TEXT FOR ANALYSIS ▸
- - - - -

There's a lot of critical care medicine that I do not know yet but some things that I do. I am effectively going to spend 18 of the next 36 months in the ICU and the rest doing research to add to the field, so I will have every opportunity to learn. Thankfully, some of my prior training does carry over. I know how to talk through complicated medicine with scared families. I know how to clear up and prevent miscommunication. I know how to be present for families when they need it. And I know how to throw myself at scary new situations with blind faith in the belief that I can figure it out as I go and survive to do better another day. These are the truly important things you learn in residency.

I was able to put several of these skills to work on my first shift, which helped me dampen the ever-present impostor syndrome and feel a little less useless. The hardest thing I did today is difficult to study for: I bore witness to the ritual of a brain death exam of a previously vibrant toddler.

- - - - -

[Records from a dataset]
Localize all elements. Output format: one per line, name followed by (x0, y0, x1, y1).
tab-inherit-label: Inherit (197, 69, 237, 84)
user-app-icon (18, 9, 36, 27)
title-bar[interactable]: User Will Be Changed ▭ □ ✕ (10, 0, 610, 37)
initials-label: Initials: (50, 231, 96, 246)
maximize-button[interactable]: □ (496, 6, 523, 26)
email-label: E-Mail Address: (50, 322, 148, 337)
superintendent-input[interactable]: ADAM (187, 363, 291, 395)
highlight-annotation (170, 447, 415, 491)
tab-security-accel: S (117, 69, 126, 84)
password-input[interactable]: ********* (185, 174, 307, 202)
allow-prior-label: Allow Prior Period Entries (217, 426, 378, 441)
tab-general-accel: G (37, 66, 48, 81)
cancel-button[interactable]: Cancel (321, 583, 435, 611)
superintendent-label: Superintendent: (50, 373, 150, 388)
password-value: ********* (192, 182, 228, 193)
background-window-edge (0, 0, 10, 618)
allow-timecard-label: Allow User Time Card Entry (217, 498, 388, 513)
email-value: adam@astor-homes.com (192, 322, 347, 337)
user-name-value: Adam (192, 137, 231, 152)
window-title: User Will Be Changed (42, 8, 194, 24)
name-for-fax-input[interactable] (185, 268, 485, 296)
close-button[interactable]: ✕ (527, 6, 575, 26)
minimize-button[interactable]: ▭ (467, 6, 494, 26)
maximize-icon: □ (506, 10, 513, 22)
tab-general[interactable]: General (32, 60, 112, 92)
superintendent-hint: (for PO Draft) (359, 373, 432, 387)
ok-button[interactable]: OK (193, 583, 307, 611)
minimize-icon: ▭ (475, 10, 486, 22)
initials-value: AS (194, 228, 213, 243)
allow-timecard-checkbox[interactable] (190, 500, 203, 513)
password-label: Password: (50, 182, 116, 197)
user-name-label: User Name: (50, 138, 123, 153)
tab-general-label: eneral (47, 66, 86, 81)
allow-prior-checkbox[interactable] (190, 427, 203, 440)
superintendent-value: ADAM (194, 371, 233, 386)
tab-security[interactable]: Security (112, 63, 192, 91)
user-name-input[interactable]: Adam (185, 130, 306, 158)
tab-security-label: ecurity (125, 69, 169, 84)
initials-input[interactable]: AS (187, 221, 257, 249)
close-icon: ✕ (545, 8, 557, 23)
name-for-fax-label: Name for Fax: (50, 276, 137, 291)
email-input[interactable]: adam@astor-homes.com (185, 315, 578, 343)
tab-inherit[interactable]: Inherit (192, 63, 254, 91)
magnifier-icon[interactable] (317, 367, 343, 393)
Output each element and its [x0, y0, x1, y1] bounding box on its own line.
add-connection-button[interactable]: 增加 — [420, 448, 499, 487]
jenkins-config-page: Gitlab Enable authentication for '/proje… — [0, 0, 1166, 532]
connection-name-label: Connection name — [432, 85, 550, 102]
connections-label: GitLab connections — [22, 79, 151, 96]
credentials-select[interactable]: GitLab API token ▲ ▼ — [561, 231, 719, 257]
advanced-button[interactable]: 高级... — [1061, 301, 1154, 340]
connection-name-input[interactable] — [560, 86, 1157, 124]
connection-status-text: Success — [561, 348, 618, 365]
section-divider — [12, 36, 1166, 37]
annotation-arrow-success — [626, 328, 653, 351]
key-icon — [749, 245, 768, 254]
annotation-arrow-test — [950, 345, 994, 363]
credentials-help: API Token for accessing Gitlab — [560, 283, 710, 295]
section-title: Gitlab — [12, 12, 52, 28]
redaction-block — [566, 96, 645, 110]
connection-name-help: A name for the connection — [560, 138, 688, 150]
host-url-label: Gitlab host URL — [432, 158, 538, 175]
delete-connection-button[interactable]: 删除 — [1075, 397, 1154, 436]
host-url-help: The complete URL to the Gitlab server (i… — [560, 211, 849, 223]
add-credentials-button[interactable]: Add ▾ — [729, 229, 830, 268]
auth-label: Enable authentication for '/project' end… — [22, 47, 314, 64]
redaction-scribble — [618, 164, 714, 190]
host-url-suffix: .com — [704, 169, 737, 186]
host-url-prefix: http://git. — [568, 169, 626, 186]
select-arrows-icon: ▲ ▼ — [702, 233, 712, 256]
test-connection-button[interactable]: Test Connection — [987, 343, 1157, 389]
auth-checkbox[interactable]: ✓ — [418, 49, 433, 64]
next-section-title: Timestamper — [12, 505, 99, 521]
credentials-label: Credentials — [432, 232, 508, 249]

- - - - -

WHAT YOU NEED TO DO ▸ Reproduce the stretch of the passage about critical care training from "I was able to" through "previously vibrant toddler.", word for word. This material has no connection to the passage about critical care training.

RESULT OF THE TASK ▸
I was able to put several of these skills to work on my first shift, which helped me dampen the ever-present impostor syndrome and feel a little less useless. The hardest thing I did today is difficult to study for: I bore witness to the ritual of a brain death exam of a previously vibrant toddler.